▶ Your instructions
Spot every line with the word "composition" and return it.

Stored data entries
--- --- ---

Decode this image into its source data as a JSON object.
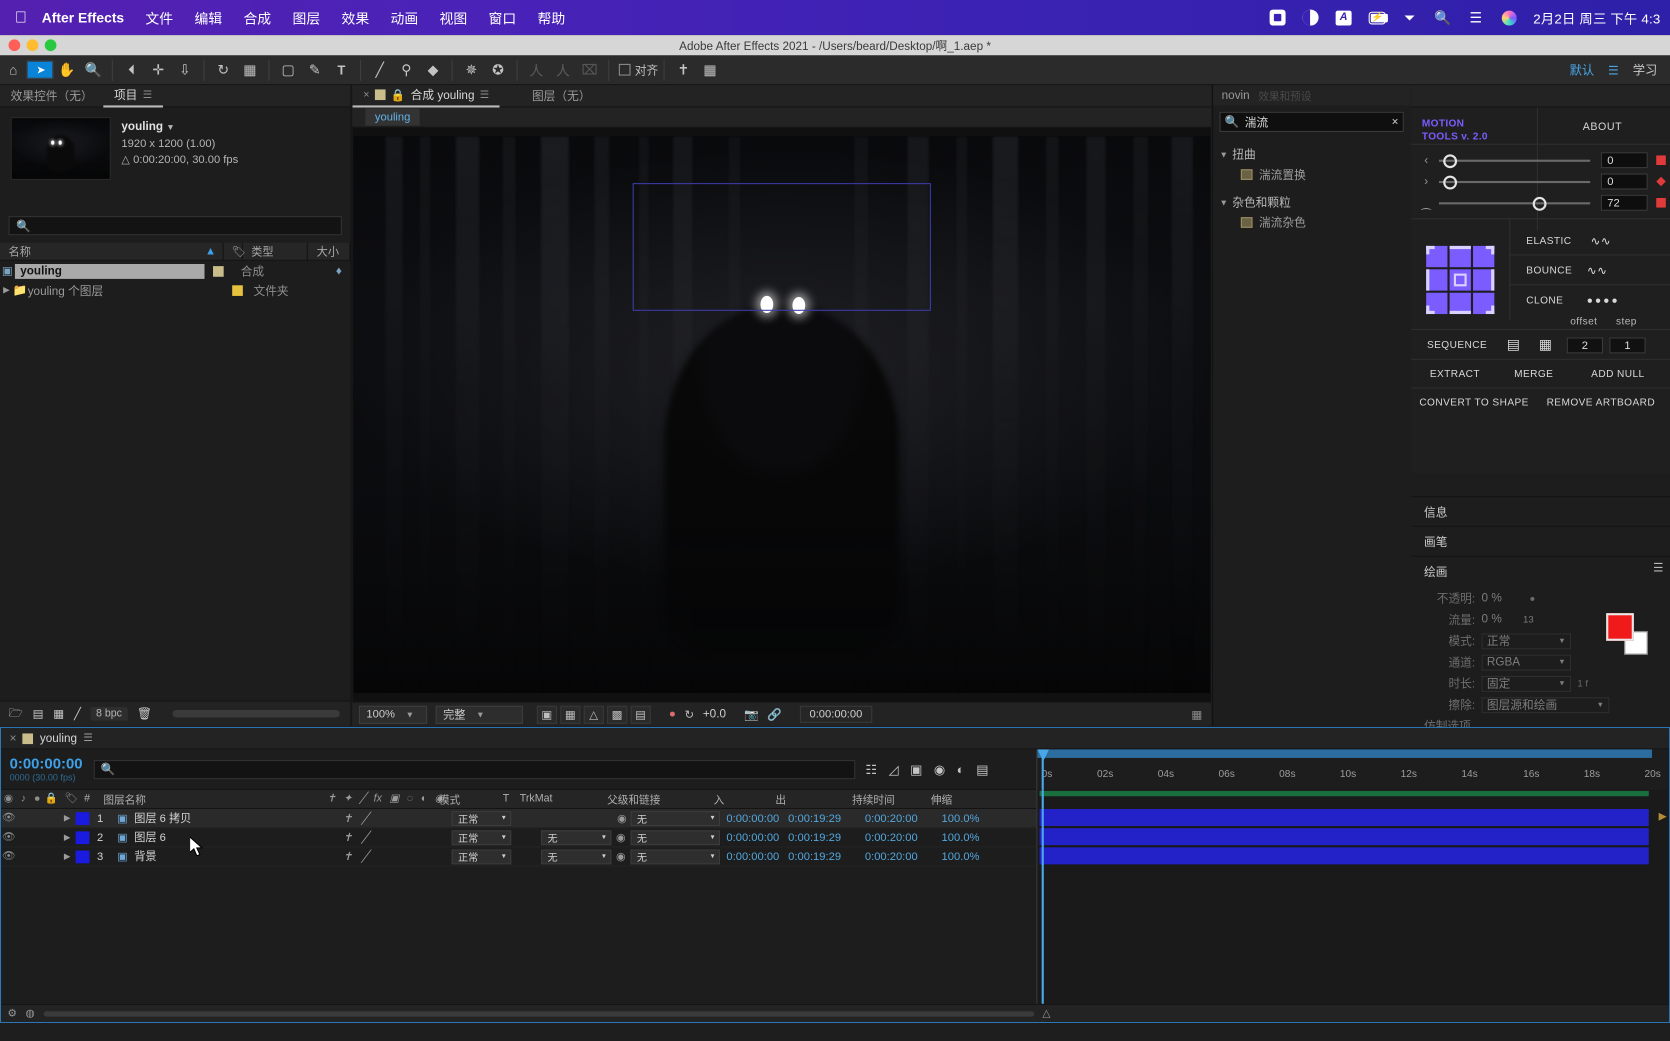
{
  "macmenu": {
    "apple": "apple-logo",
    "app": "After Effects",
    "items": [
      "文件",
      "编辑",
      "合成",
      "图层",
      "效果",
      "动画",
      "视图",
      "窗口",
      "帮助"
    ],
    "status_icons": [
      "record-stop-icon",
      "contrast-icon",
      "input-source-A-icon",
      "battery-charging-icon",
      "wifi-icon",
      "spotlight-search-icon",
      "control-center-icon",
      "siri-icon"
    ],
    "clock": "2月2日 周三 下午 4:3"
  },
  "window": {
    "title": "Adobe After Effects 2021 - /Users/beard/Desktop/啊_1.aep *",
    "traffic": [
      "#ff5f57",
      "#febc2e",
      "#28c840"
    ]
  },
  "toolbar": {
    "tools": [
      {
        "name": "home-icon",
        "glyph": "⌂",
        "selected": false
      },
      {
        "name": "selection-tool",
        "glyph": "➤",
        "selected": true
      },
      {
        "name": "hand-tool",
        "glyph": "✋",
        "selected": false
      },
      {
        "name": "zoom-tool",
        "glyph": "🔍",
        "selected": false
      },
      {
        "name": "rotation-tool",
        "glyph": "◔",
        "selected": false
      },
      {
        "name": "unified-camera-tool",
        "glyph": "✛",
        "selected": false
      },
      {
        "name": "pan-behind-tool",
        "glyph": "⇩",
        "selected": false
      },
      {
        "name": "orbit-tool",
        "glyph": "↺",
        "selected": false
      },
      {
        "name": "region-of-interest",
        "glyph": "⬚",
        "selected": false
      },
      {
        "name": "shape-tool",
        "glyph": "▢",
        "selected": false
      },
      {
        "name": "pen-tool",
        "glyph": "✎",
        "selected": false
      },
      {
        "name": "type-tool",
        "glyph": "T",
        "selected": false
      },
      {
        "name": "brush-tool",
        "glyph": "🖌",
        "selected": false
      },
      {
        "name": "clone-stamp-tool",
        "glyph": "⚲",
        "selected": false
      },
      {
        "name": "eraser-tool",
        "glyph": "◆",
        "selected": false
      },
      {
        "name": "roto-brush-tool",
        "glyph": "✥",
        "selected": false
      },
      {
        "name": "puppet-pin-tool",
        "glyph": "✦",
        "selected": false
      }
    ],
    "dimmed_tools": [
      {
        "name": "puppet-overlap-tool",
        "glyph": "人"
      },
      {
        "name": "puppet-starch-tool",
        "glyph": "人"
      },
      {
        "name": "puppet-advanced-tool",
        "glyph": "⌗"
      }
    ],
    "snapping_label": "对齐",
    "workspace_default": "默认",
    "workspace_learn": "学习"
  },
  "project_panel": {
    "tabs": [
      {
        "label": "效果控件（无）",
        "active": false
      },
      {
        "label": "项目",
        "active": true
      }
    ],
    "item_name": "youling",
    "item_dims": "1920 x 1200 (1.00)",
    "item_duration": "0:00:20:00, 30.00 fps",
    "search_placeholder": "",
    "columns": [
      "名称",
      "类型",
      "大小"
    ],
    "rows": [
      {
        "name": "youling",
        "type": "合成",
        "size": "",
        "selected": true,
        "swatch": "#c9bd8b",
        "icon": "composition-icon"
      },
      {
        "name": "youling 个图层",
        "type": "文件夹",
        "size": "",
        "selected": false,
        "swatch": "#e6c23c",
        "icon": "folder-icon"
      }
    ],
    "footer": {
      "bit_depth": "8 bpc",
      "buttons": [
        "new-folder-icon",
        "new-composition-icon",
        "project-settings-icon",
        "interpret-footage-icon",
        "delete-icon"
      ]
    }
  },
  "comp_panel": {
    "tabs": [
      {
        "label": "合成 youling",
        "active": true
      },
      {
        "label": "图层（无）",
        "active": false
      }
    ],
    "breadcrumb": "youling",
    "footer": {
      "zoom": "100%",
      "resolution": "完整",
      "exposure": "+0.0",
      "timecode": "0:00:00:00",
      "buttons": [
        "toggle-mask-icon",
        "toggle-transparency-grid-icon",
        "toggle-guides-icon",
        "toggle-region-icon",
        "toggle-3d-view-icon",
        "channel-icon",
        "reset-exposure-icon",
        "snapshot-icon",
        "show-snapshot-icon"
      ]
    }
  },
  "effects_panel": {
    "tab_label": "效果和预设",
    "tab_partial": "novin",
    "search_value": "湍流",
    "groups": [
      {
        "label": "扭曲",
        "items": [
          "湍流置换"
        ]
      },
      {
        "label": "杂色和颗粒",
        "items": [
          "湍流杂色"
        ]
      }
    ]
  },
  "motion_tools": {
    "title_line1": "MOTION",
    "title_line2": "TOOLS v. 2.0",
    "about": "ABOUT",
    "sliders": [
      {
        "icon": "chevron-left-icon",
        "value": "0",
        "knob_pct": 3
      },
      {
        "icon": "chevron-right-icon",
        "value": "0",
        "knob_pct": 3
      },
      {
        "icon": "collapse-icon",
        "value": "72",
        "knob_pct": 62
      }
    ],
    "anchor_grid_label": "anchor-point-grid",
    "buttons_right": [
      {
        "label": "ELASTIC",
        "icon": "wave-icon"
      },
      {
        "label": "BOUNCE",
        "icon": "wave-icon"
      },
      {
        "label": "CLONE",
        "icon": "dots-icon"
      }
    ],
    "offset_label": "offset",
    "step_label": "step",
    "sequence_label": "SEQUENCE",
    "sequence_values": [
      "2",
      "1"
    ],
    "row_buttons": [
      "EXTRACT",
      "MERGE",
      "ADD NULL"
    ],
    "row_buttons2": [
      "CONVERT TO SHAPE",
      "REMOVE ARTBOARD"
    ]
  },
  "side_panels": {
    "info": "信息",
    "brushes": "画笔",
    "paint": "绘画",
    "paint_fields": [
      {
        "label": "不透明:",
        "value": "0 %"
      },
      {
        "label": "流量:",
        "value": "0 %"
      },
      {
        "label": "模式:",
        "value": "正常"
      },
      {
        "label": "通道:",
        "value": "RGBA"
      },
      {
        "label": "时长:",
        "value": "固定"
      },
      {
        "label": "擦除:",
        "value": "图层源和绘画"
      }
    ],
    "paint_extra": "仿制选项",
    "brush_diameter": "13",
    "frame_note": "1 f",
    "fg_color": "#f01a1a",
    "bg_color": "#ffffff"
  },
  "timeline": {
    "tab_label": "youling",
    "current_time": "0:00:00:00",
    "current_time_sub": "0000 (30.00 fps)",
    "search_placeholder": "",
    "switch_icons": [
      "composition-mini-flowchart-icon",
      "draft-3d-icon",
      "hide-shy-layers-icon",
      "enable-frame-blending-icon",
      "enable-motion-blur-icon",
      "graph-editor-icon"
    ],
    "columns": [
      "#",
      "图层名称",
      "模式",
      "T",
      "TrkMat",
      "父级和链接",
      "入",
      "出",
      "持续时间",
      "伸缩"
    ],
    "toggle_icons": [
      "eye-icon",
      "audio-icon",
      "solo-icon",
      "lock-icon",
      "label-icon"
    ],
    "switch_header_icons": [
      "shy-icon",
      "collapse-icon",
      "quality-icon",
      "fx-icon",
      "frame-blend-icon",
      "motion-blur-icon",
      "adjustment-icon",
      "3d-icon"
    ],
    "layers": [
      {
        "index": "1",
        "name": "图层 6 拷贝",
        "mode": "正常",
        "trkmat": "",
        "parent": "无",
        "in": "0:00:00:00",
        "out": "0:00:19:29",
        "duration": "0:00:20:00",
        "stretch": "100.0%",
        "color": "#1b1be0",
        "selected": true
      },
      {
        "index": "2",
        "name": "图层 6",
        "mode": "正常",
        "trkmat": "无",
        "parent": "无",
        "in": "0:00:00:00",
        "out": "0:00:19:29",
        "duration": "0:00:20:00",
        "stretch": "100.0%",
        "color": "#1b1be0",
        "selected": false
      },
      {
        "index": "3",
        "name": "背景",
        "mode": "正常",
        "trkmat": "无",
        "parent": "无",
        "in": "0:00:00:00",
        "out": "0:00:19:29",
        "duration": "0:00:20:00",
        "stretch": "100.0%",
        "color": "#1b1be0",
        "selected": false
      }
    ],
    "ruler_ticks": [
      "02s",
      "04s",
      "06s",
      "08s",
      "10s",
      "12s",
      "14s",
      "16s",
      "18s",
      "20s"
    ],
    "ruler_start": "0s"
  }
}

--- --- ---

▶ Task response
        "icon": "composition-icon"
        "new-composition-icon",
      "composition-mini-flowchart-icon",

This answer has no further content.